Excerpt from a dataset:
++++
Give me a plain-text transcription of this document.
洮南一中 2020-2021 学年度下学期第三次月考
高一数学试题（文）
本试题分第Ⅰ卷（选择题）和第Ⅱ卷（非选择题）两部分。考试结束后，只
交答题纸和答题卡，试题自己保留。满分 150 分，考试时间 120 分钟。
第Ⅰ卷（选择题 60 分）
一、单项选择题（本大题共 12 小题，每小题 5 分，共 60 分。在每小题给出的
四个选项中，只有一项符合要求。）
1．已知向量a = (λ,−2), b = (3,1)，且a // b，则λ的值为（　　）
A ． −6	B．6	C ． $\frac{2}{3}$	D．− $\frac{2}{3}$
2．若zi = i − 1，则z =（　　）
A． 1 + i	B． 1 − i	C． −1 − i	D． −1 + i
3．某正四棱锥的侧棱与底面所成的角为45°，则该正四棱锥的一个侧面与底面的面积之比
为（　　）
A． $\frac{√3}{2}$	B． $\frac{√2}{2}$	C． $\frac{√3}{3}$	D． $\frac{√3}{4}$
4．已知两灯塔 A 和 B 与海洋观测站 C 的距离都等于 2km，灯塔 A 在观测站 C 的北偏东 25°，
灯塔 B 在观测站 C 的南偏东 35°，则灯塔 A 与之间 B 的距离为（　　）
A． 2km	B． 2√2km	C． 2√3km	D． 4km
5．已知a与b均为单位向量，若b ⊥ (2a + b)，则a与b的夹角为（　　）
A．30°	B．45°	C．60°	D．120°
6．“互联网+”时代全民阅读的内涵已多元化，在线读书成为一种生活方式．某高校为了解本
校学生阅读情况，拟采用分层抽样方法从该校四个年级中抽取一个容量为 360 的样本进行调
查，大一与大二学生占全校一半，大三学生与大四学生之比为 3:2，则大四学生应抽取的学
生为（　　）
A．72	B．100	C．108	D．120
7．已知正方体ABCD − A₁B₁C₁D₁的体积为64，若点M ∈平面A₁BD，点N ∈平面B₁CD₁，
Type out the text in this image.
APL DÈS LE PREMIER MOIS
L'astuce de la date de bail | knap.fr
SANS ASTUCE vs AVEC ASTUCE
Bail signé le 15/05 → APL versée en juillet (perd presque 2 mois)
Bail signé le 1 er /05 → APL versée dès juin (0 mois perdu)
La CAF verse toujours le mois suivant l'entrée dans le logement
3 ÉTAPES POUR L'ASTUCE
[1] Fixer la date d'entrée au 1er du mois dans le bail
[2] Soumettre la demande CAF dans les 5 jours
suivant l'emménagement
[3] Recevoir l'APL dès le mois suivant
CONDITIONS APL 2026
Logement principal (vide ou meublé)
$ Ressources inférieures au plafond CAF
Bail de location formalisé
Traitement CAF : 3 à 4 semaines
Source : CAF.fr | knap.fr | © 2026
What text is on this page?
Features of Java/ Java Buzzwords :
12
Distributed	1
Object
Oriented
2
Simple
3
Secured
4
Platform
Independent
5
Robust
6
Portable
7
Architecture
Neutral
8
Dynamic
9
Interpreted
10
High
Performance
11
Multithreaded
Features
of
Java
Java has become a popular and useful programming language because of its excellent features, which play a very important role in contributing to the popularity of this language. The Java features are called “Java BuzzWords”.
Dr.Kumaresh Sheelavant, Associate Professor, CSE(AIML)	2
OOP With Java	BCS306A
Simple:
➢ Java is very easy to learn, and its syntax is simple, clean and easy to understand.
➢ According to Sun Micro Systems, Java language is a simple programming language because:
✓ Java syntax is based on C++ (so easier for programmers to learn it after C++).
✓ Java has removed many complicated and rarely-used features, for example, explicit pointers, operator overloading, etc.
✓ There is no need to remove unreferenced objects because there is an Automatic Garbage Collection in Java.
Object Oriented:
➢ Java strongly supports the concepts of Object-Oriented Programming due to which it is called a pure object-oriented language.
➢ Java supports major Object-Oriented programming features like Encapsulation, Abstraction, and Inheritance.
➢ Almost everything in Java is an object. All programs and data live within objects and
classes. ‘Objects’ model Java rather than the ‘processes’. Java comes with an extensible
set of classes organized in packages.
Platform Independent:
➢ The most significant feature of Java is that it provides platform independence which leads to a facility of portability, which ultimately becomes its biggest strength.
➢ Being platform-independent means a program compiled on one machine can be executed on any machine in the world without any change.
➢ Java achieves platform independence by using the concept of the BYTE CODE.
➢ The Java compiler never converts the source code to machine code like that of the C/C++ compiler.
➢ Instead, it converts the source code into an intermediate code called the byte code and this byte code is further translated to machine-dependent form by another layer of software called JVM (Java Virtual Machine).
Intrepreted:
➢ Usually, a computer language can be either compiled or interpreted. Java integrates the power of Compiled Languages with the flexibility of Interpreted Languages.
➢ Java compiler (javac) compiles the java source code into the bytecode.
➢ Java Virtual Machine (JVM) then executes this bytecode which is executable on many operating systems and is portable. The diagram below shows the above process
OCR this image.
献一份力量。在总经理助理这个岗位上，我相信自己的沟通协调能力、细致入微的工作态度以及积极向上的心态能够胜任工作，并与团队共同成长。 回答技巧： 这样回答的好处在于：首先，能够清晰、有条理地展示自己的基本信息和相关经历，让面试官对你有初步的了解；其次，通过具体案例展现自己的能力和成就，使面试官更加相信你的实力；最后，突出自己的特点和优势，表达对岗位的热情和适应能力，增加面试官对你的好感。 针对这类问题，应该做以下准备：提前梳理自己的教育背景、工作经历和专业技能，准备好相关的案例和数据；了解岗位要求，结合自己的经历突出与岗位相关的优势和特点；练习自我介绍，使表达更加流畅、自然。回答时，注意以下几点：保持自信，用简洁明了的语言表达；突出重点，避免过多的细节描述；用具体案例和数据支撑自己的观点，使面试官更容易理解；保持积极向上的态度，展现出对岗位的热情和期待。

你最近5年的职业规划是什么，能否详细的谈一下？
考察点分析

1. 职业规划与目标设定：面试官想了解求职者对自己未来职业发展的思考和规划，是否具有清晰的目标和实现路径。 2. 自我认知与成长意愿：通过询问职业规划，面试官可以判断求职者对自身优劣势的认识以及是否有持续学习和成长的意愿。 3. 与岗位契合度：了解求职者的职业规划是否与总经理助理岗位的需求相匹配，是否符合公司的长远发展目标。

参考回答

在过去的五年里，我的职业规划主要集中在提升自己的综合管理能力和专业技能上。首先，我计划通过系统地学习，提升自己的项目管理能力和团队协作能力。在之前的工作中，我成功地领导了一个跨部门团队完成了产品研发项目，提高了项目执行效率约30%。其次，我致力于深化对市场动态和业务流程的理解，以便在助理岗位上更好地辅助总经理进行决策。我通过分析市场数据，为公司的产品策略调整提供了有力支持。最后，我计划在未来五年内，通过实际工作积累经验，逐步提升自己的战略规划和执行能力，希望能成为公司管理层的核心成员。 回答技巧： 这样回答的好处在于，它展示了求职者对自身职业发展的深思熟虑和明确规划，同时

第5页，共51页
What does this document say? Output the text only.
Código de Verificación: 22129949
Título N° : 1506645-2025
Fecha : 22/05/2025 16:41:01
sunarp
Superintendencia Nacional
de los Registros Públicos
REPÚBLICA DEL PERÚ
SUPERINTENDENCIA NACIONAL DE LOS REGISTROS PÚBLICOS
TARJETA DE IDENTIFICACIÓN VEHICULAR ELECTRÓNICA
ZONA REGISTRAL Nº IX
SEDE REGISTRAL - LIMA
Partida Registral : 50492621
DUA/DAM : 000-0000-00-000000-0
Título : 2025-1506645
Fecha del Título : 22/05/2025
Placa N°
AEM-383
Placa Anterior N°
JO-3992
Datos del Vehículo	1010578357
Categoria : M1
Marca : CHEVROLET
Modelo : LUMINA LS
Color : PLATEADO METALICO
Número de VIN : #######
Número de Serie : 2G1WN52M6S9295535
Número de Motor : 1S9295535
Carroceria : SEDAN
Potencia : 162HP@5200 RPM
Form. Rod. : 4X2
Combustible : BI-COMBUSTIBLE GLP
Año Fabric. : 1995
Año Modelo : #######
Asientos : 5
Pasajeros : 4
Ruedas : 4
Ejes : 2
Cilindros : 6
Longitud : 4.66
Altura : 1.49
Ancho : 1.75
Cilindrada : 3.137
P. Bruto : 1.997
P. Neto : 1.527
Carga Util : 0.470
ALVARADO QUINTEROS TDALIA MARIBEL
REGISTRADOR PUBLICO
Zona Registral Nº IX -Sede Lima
++++
Work to do: Extract all lines that hold the word "Interpreted".

Task result:
Interpreted
➢ Usually, a computer language can be either compiled or interpreted. Java integrates the power of Compiled Languages with the flexibility of Interpreted Languages.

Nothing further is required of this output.